### SHORT PROBLEM
Locate all lines with the word "label". Copy them.

(Data items)
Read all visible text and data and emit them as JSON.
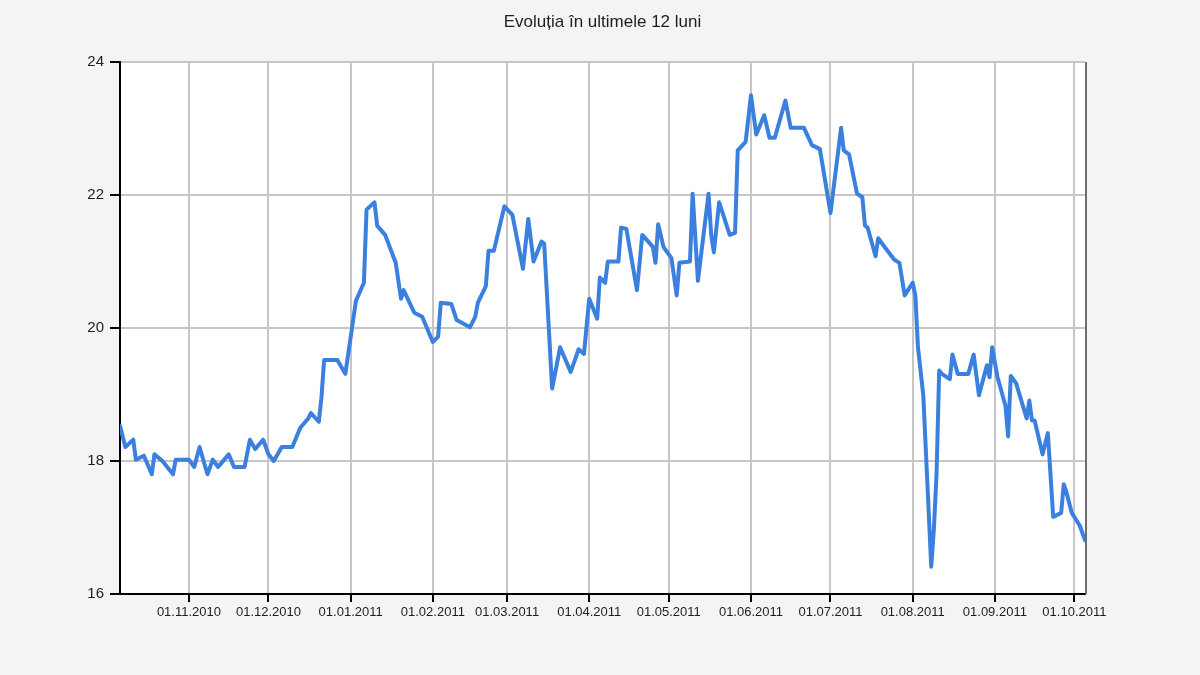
{
  "chart_data": {
    "type": "line",
    "title": "Evoluția în ultimele 12 luni",
    "x": [
      "2010-10-06",
      "2010-10-08",
      "2010-10-11",
      "2010-10-12",
      "2010-10-15",
      "2010-10-18",
      "2010-10-19",
      "2010-10-22",
      "2010-10-26",
      "2010-10-27",
      "2010-11-01",
      "2010-11-03",
      "2010-11-05",
      "2010-11-08",
      "2010-11-10",
      "2010-11-12",
      "2010-11-16",
      "2010-11-18",
      "2010-11-22",
      "2010-11-24",
      "2010-11-26",
      "2010-11-29",
      "2010-12-01",
      "2010-12-03",
      "2010-12-06",
      "2010-12-10",
      "2010-12-13",
      "2010-12-16",
      "2010-12-17",
      "2010-12-20",
      "2010-12-21",
      "2010-12-22",
      "2010-12-27",
      "2010-12-30",
      "2011-01-03",
      "2011-01-06",
      "2011-01-07",
      "2011-01-10",
      "2011-01-11",
      "2011-01-14",
      "2011-01-18",
      "2011-01-20",
      "2011-01-21",
      "2011-01-25",
      "2011-01-28",
      "2011-02-01",
      "2011-02-03",
      "2011-02-04",
      "2011-02-08",
      "2011-02-10",
      "2011-02-15",
      "2011-02-17",
      "2011-02-18",
      "2011-02-21",
      "2011-02-22",
      "2011-02-24",
      "2011-02-28",
      "2011-03-03",
      "2011-03-07",
      "2011-03-09",
      "2011-03-11",
      "2011-03-14",
      "2011-03-15",
      "2011-03-18",
      "2011-03-21",
      "2011-03-25",
      "2011-03-28",
      "2011-03-30",
      "2011-04-01",
      "2011-04-04",
      "2011-04-05",
      "2011-04-07",
      "2011-04-08",
      "2011-04-12",
      "2011-04-13",
      "2011-04-15",
      "2011-04-19",
      "2011-04-21",
      "2011-04-25",
      "2011-04-26",
      "2011-04-27",
      "2011-04-29",
      "2011-05-02",
      "2011-05-04",
      "2011-05-05",
      "2011-05-09",
      "2011-05-10",
      "2011-05-12",
      "2011-05-16",
      "2011-05-17",
      "2011-05-18",
      "2011-05-20",
      "2011-05-24",
      "2011-05-26",
      "2011-05-27",
      "2011-05-30",
      "2011-06-01",
      "2011-06-03",
      "2011-06-06",
      "2011-06-08",
      "2011-06-10",
      "2011-06-14",
      "2011-06-16",
      "2011-06-21",
      "2011-06-24",
      "2011-06-27",
      "2011-07-01",
      "2011-07-05",
      "2011-07-06",
      "2011-07-08",
      "2011-07-11",
      "2011-07-13",
      "2011-07-14",
      "2011-07-15",
      "2011-07-18",
      "2011-07-19",
      "2011-07-21",
      "2011-07-25",
      "2011-07-27",
      "2011-07-29",
      "2011-08-01",
      "2011-08-02",
      "2011-08-03",
      "2011-08-05",
      "2011-08-08",
      "2011-08-09",
      "2011-08-10",
      "2011-08-11",
      "2011-08-12",
      "2011-08-15",
      "2011-08-16",
      "2011-08-18",
      "2011-08-22",
      "2011-08-24",
      "2011-08-26",
      "2011-08-29",
      "2011-08-30",
      "2011-08-31",
      "2011-09-02",
      "2011-09-05",
      "2011-09-06",
      "2011-09-07",
      "2011-09-09",
      "2011-09-13",
      "2011-09-14",
      "2011-09-15",
      "2011-09-16",
      "2011-09-19",
      "2011-09-21",
      "2011-09-23",
      "2011-09-26",
      "2011-09-27",
      "2011-09-28",
      "2011-09-30",
      "2011-10-03",
      "2011-10-05"
    ],
    "series": [
      {
        "color": "#3b80de",
        "values": [
          18.53,
          18.21,
          18.32,
          18.02,
          18.08,
          17.8,
          18.1,
          18.0,
          17.8,
          18.02,
          18.02,
          17.91,
          18.21,
          17.8,
          18.02,
          17.91,
          18.1,
          17.91,
          17.91,
          18.32,
          18.18,
          18.32,
          18.1,
          18.0,
          18.21,
          18.21,
          18.5,
          18.64,
          18.72,
          18.59,
          18.96,
          19.52,
          19.52,
          19.31,
          20.41,
          20.68,
          21.78,
          21.89,
          21.54,
          21.4,
          20.98,
          20.44,
          20.57,
          20.23,
          20.17,
          19.79,
          19.87,
          20.38,
          20.36,
          20.12,
          20.01,
          20.17,
          20.38,
          20.63,
          21.16,
          21.16,
          21.83,
          21.7,
          20.89,
          21.64,
          21.0,
          21.3,
          21.27,
          19.09,
          19.71,
          19.34,
          19.68,
          19.61,
          20.44,
          20.14,
          20.76,
          20.68,
          21.0,
          21.0,
          21.51,
          21.49,
          20.57,
          21.4,
          21.22,
          20.98,
          21.56,
          21.22,
          21.05,
          20.49,
          20.98,
          21.0,
          22.02,
          20.71,
          22.02,
          21.4,
          21.14,
          21.89,
          21.4,
          21.43,
          22.67,
          22.8,
          23.5,
          22.91,
          23.2,
          22.86,
          22.86,
          23.42,
          23.01,
          23.01,
          22.75,
          22.69,
          21.73,
          23.01,
          22.67,
          22.61,
          22.02,
          21.97,
          21.54,
          21.51,
          21.08,
          21.35,
          21.24,
          21.03,
          20.98,
          20.49,
          20.68,
          20.49,
          19.71,
          18.99,
          16.41,
          16.98,
          17.8,
          19.36,
          19.31,
          19.23,
          19.6,
          19.31,
          19.31,
          19.6,
          18.99,
          19.44,
          19.26,
          19.71,
          19.26,
          18.83,
          18.37,
          19.28,
          19.17,
          18.64,
          18.91,
          18.61,
          18.61,
          18.1,
          18.42,
          17.16,
          17.22,
          17.65,
          17.53,
          17.22,
          17.03,
          16.81
        ]
      }
    ],
    "xlim": [
      "2010-10-06",
      "2011-10-05"
    ],
    "xticks": [
      {
        "value": "2010-11-01",
        "label": "01.11.2010"
      },
      {
        "value": "2010-12-01",
        "label": "01.12.2010"
      },
      {
        "value": "2011-01-01",
        "label": "01.01.2011"
      },
      {
        "value": "2011-02-01",
        "label": "01.02.2011"
      },
      {
        "value": "2011-03-01",
        "label": "01.03.2011"
      },
      {
        "value": "2011-04-01",
        "label": "01.04.2011"
      },
      {
        "value": "2011-05-01",
        "label": "01.05.2011"
      },
      {
        "value": "2011-06-01",
        "label": "01.06.2011"
      },
      {
        "value": "2011-07-01",
        "label": "01.07.2011"
      },
      {
        "value": "2011-08-01",
        "label": "01.08.2011"
      },
      {
        "value": "2011-09-01",
        "label": "01.09.2011"
      },
      {
        "value": "2011-10-01",
        "label": "01.10.2011"
      }
    ],
    "ylim": [
      16,
      24
    ],
    "yticks": [
      16,
      18,
      20,
      22,
      24
    ],
    "grid": true,
    "legend": false,
    "line_style": "solid"
  }
}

### EXERCISE RESULT
        "label": "01.11.2010"
        "label": "01.12.2010"
        "label": "01.01.2011"
        "label": "01.02.2011"
        "label": "01.03.2011"
        "label": "01.04.2011"
        "label": "01.05.2011"
        "label": "01.06.2011"
        "label": "01.07.2011"
        "label": "01.08.2011"
        "label": "01.09.2011"
        "label": "01.10.2011"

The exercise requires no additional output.